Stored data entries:
====================

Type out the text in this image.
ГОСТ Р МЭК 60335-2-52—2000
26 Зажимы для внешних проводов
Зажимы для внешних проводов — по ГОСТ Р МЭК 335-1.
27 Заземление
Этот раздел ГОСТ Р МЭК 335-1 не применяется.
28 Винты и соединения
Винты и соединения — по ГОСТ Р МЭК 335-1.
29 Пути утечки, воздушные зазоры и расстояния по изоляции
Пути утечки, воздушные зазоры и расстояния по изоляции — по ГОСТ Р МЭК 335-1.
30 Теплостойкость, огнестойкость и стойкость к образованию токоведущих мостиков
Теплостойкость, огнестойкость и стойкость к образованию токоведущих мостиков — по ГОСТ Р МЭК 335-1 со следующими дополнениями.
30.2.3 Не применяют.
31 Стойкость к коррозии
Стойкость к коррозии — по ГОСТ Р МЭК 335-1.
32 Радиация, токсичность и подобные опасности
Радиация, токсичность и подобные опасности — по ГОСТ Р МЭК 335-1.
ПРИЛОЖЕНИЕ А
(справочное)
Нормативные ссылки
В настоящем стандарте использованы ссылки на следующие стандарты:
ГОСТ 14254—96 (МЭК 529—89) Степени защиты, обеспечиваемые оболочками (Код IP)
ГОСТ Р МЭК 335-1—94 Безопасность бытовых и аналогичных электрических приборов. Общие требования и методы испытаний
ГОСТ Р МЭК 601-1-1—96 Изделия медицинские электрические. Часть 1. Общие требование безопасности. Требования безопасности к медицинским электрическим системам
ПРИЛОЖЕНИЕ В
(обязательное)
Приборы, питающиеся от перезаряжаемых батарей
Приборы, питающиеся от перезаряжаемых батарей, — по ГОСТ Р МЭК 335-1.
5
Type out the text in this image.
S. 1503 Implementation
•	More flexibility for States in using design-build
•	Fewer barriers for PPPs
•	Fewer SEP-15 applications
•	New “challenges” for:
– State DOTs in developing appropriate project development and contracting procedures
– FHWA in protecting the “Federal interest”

====================

Go back to the listing above and please repeat it exactly.

Type out the text in this image.
ГОСТ Р МЭК 60335-2-52—2000
26 Зажимы для внешних проводов
Зажимы для внешних проводов — по ГОСТ Р МЭК 335-1.
27 Заземление
Этот раздел ГОСТ Р МЭК 335-1 не применяется.
28 Винты и соединения
Винты и соединения — по ГОСТ Р МЭК 335-1.
29 Пути утечки, воздушные зазоры и расстояния по изоляции
Пути утечки, воздушные зазоры и расстояния по изоляции — по ГОСТ Р МЭК 335-1.
30 Теплостойкость, огнестойкость и стойкость к образованию токоведущих мостиков
Теплостойкость, огнестойкость и стойкость к образованию токоведущих мостиков — по ГОСТ Р МЭК 335-1 со следующими дополнениями.
30.2.3 Не применяют.
31 Стойкость к коррозии
Стойкость к коррозии — по ГОСТ Р МЭК 335-1.
32 Радиация, токсичность и подобные опасности
Радиация, токсичность и подобные опасности — по ГОСТ Р МЭК 335-1.
ПРИЛОЖЕНИЕ А
(справочное)
Нормативные ссылки
В настоящем стандарте использованы ссылки на следующие стандарты:
ГОСТ 14254—96 (МЭК 529—89) Степени защиты, обеспечиваемые оболочками (Код IP)
ГОСТ Р МЭК 335-1—94 Безопасность бытовых и аналогичных электрических приборов. Общие требования и методы испытаний
ГОСТ Р МЭК 601-1-1—96 Изделия медицинские электрические. Часть 1. Общие требование безопасности. Требования безопасности к медицинским электрическим системам
ПРИЛОЖЕНИЕ В
(обязательное)
Приборы, питающиеся от перезаряжаемых батарей
Приборы, питающиеся от перезаряжаемых батарей, — по ГОСТ Р МЭК 335-1.
5
Type out the text in this image.
S. 1503 Implementation
•	More flexibility for States in using design-build
•	Fewer barriers for PPPs
•	Fewer SEP-15 applications
•	New “challenges” for:
– State DOTs in developing appropriate project development and contracting procedures
– FHWA in protecting the “Federal interest”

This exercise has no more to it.